Directive: Copy the lines holding the word "name", all of them.

Record extracts:

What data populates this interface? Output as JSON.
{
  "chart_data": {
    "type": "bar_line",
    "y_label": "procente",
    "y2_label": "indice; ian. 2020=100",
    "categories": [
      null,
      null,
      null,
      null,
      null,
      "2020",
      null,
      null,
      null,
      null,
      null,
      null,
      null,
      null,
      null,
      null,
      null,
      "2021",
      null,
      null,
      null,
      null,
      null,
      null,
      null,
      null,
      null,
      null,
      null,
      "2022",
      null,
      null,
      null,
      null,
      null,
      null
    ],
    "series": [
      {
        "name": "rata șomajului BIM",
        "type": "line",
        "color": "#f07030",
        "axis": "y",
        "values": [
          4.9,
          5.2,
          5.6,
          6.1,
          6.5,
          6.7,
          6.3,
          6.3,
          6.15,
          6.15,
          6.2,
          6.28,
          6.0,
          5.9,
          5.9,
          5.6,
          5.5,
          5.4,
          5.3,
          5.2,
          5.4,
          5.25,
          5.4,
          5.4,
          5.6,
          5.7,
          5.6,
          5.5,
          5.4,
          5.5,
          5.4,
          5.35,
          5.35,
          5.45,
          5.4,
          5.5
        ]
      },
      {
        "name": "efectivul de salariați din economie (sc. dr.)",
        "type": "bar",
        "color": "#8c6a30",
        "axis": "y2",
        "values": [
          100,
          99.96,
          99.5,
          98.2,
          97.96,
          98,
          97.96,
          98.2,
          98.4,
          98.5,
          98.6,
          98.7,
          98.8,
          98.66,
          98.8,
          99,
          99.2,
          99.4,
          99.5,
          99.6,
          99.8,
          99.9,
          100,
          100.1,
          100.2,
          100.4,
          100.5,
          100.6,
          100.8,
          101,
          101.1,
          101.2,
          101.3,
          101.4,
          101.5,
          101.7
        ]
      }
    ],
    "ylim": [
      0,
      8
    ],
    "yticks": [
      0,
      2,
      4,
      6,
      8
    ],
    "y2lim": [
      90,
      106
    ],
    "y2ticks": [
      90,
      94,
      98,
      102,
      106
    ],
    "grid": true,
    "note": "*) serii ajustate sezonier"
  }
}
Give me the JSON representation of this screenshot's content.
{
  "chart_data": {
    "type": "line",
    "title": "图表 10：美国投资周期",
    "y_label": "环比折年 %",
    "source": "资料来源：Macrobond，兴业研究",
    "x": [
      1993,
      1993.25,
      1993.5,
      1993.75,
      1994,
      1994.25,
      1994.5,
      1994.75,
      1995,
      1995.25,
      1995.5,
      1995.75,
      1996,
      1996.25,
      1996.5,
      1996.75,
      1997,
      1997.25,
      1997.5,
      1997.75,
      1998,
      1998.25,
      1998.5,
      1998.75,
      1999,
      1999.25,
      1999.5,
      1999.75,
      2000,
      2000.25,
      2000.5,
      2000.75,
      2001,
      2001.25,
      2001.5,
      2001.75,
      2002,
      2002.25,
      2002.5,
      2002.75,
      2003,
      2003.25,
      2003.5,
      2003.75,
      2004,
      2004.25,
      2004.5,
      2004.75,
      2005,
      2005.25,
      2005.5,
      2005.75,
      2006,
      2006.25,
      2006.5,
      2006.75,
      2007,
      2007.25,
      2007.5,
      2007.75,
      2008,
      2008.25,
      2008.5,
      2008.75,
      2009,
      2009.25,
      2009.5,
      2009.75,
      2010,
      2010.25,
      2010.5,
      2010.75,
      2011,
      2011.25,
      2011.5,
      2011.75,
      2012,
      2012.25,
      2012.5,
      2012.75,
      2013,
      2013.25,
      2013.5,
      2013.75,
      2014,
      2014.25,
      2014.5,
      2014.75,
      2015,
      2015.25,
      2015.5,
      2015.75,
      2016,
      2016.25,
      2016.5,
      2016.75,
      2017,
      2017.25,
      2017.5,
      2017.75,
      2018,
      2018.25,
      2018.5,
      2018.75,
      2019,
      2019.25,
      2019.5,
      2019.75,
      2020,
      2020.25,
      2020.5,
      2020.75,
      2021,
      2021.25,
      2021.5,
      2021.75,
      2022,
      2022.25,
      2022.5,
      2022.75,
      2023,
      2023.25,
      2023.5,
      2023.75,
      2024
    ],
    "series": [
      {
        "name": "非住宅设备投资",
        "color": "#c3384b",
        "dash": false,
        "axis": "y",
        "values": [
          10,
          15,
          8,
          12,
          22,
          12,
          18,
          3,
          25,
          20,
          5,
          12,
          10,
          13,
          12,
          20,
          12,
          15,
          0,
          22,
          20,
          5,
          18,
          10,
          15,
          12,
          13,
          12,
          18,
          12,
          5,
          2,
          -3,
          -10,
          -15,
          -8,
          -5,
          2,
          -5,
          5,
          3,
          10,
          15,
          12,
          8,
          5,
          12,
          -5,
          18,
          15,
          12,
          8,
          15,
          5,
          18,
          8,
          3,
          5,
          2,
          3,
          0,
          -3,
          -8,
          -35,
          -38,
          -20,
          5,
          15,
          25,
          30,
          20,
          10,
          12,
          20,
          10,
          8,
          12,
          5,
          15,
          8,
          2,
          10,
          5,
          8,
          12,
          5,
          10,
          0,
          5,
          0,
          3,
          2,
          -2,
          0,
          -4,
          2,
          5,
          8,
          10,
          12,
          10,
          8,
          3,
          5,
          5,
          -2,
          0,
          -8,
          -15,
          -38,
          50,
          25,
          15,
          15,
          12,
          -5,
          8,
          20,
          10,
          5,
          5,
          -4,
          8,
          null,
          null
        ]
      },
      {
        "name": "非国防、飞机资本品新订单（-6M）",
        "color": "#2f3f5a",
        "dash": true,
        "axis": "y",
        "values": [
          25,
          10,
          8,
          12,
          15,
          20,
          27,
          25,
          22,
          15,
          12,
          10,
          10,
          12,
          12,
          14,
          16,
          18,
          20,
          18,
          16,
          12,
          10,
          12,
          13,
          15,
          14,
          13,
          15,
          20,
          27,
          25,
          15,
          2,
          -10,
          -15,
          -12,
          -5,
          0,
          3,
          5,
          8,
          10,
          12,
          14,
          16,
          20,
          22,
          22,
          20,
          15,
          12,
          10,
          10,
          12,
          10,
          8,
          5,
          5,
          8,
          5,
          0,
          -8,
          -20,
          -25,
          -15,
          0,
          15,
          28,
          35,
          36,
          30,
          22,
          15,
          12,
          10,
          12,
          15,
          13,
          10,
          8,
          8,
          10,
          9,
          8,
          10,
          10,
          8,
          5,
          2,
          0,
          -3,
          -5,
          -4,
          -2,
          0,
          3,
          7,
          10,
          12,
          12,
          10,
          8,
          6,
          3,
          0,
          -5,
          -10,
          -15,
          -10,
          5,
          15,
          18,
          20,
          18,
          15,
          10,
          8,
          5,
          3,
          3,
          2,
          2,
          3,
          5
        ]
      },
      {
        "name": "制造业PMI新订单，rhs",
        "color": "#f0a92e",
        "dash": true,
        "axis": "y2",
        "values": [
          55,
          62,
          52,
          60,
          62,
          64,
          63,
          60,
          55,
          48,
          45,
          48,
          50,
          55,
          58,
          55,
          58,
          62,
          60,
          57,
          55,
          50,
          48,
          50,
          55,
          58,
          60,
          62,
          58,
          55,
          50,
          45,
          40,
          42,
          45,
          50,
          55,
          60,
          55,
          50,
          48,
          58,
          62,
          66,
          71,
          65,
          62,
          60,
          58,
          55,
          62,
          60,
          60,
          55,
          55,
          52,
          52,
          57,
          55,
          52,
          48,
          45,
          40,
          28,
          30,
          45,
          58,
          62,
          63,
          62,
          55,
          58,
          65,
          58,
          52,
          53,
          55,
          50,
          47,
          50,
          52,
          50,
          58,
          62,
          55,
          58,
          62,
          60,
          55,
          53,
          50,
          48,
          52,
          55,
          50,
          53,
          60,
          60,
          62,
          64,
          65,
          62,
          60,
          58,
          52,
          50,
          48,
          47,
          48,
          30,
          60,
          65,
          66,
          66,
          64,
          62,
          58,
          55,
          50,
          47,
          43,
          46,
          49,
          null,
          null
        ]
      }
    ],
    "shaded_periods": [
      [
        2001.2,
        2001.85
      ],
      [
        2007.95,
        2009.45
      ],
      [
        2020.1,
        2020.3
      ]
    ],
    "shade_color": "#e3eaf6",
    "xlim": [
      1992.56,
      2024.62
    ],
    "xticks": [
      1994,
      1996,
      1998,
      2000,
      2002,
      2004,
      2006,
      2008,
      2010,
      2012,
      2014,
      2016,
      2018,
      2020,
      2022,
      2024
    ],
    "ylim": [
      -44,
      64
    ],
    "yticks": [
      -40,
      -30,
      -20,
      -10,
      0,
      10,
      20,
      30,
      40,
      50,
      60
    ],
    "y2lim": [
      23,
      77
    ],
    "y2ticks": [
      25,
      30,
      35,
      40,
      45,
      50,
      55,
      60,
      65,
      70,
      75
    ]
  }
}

Correct response:
        "name": "rata șomajului BIM",
        "name": "efectivul de salariați din economie (sc. dr.)",
        "name": "非住宅设备投资",
        "name": "非国防、飞机资本品新订单（-6M）",
        "name": "制造业PMI新订单，rhs",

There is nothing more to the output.